→ Data listing
====
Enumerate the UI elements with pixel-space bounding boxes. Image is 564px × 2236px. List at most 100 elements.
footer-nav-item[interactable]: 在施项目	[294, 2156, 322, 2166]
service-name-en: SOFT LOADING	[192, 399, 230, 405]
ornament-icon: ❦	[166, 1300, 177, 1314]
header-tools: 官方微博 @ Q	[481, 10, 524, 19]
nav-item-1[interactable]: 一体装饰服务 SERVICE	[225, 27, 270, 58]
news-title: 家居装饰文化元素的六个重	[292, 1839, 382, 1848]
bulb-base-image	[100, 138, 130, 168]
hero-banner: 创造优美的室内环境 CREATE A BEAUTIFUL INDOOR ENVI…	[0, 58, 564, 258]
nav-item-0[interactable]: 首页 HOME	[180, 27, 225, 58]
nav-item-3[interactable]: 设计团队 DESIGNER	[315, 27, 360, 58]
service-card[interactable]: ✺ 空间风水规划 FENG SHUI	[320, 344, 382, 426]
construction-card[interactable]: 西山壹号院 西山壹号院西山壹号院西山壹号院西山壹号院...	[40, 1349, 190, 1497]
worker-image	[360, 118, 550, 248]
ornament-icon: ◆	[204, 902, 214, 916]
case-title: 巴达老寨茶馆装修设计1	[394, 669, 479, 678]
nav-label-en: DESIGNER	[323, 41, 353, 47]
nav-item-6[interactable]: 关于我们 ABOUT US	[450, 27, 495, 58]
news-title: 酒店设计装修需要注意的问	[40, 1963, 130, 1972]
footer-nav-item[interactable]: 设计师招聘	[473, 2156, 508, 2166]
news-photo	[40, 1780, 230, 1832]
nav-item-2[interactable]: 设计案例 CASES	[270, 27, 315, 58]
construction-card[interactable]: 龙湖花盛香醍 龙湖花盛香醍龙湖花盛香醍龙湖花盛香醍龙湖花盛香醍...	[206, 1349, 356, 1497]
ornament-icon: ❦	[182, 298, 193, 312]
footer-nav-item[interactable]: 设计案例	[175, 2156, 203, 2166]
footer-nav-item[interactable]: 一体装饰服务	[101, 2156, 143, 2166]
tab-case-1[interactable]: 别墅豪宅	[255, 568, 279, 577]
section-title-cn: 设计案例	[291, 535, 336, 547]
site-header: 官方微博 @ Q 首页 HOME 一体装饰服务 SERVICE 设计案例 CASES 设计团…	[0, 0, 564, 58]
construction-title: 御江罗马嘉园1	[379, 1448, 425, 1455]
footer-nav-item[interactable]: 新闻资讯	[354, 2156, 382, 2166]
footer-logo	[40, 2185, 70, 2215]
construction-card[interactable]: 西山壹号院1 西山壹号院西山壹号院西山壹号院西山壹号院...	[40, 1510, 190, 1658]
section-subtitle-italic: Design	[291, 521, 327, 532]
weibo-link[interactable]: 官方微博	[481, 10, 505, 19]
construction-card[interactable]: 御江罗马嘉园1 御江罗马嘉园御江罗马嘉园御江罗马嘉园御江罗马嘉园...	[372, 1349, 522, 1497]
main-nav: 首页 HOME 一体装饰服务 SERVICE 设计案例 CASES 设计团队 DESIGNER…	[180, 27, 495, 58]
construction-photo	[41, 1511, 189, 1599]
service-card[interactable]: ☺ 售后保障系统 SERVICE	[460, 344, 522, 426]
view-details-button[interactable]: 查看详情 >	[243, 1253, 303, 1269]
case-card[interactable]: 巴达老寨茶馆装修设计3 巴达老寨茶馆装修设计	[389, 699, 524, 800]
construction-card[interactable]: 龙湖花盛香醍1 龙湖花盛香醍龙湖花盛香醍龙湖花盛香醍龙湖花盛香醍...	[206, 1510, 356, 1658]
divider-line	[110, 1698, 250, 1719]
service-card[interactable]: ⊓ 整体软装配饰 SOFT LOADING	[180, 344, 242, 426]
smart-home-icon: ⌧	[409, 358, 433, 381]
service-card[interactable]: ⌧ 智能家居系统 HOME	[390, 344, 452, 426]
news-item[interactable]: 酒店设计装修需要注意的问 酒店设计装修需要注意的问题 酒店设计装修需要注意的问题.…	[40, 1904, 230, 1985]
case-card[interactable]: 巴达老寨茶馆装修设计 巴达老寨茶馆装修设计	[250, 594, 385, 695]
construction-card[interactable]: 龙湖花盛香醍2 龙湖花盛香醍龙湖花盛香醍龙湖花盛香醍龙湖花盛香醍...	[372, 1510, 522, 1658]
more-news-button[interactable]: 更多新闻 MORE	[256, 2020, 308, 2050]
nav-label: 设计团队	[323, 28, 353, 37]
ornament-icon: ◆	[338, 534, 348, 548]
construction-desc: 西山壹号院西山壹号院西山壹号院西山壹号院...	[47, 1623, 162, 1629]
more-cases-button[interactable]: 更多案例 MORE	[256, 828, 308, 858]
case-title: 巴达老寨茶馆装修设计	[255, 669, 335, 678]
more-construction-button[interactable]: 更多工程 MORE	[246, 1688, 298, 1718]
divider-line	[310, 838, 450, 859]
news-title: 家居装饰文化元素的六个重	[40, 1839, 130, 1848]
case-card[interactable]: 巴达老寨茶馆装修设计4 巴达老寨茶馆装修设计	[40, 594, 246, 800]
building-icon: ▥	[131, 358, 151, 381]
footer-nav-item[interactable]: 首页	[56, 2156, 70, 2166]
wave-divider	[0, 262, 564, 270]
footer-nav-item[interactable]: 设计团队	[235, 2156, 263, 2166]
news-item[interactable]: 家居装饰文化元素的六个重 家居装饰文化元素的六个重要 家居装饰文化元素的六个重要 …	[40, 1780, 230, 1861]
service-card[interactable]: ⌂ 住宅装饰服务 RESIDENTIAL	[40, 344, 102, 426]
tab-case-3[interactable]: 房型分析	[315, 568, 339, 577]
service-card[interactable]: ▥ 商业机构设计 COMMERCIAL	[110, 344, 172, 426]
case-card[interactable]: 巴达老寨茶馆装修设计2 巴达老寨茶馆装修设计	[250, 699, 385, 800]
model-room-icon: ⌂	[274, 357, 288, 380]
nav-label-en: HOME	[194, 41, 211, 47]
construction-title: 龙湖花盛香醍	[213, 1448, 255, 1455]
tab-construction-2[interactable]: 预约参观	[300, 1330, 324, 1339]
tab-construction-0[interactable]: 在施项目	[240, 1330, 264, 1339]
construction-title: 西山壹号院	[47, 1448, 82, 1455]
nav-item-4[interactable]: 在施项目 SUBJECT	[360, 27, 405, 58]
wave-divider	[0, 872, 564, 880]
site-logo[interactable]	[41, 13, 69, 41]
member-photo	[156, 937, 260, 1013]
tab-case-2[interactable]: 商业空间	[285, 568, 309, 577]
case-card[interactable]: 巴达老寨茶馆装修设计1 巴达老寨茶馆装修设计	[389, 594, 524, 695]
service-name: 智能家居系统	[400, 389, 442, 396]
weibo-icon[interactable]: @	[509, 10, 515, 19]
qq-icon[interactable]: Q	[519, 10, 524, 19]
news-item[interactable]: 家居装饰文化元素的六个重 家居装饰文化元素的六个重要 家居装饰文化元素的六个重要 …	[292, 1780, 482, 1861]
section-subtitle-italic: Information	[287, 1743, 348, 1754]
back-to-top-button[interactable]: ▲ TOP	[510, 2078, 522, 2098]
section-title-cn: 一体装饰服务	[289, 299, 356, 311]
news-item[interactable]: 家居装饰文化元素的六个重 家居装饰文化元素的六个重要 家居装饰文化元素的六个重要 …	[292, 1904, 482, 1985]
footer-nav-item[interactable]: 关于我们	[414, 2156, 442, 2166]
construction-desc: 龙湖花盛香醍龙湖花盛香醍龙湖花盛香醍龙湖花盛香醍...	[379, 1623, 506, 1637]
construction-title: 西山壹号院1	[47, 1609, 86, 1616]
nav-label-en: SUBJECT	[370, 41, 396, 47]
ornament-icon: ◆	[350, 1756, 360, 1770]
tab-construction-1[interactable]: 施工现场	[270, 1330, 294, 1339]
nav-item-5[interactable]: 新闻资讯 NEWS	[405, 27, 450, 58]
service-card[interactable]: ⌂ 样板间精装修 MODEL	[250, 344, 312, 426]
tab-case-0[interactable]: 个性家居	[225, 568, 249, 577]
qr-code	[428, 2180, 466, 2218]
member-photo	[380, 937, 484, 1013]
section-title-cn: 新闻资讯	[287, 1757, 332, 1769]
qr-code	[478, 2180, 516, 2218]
====
→ Problem details
Format the lines of the items, from the first line through the line containing "1253, 303, 1269]" (both included), as a JSON list of strings with one string per line. Leave out any blank lines.

→ Result for this exercise
[
  "Enumerate the UI elements with pixel-space bounding boxes. Image is 564px × 2236px. List at most 100 elements.",
  "footer-nav-item[interactable]: 在施项目\t[294, 2156, 322, 2166]",
  "service-name-en: SOFT LOADING\t[192, 399, 230, 405]",
  "ornament-icon: ❦\t[166, 1300, 177, 1314]",
  "header-tools: 官方微博 @ Q\t[481, 10, 524, 19]",
  "nav-item-1[interactable]: 一体装饰服务 SERVICE\t[225, 27, 270, 58]",
  "news-title: 家居装饰文化元素的六个重\t[292, 1839, 382, 1848]",
  "bulb-base-image\t[100, 138, 130, 168]",
  "hero-banner: 创造优美的室内环境 CREATE A BEAUTIFUL INDOOR ENVI…\t[0, 58, 564, 258]",
  "nav-item-0[interactable]: 首页 HOME\t[180, 27, 225, 58]",
  "nav-item-3[interactable]: 设计团队 DESIGNER\t[315, 27, 360, 58]",
  "service-card[interactable]: ✺ 空间风水规划 FENG SHUI\t[320, 344, 382, 426]",
  "construction-card[interactable]: 西山壹号院 西山壹号院西山壹号院西山壹号院西山壹号院...\t[40, 1349, 190, 1497]",
  "worker-image\t[360, 118, 550, 248]",
  "ornament-icon: ◆\t[204, 902, 214, 916]",
  "case-title: 巴达老寨茶馆装修设计1\t[394, 669, 479, 678]",
  "nav-label-en: DESIGNER\t[323, 41, 353, 47]",
  "nav-item-6[interactable]: 关于我们 ABOUT US\t[450, 27, 495, 58]",
  "news-title: 酒店设计装修需要注意的问\t[40, 1963, 130, 1972]",
  "footer-nav-item[interactable]: 设计师招聘\t[473, 2156, 508, 2166]",
  "news-photo\t[40, 1780, 230, 1832]",
  "nav-item-2[interactable]: 设计案例 CASES\t[270, 27, 315, 58]",
  "construction-card[interactable]: 龙湖花盛香醍 龙湖花盛香醍龙湖花盛香醍龙湖花盛香醍龙湖花盛香醍...\t[206, 1349, 356, 1497]",
  "ornament-icon: ❦\t[182, 298, 193, 312]",
  "footer-nav-item[interactable]: 设计案例\t[175, 2156, 203, 2166]",
  "footer-nav-item[interactable]: 一体装饰服务\t[101, 2156, 143, 2166]",
  "tab-case-1[interactable]: 别墅豪宅\t[255, 568, 279, 577]",
  "section-title-cn: 设计案例\t[291, 535, 336, 547]",
  "site-header: 官方微博 @ Q 首页 HOME 一体装饰服务 SERVICE 设计案例 CASES 设计团…\t[0, 0, 564, 58]",
  "construction-title: 御江罗马嘉园1\t[379, 1448, 425, 1455]",
  "footer-nav-item[interactable]: 新闻资讯\t[354, 2156, 382, 2166]",
  "footer-logo\t[40, 2185, 70, 2215]",
  "construction-card[interactable]: 西山壹号院1 西山壹号院西山壹号院西山壹号院西山壹号院...\t[40, 1510, 190, 1658]",
  "section-subtitle-italic: Design\t[291, 521, 327, 532]",
  "weibo-link[interactable]: 官方微博\t[481, 10, 505, 19]",
  "construction-card[interactable]: 御江罗马嘉园1 御江罗马嘉园御江罗马嘉园御江罗马嘉园御江罗马嘉园...\t[372, 1349, 522, 1497]",
  "main-nav: 首页 HOME 一体装饰服务 SERVICE 设计案例 CASES 设计团队 DESIGNER…\t[180, 27, 495, 58]",
  "construction-photo\t[41, 1511, 189, 1599]",
  "service-card[interactable]: ☺ 售后保障系统 SERVICE\t[460, 344, 522, 426]",
  "view-details-button[interactable]: 查看详情 >\t[243, 1253, 303, 1269]"
]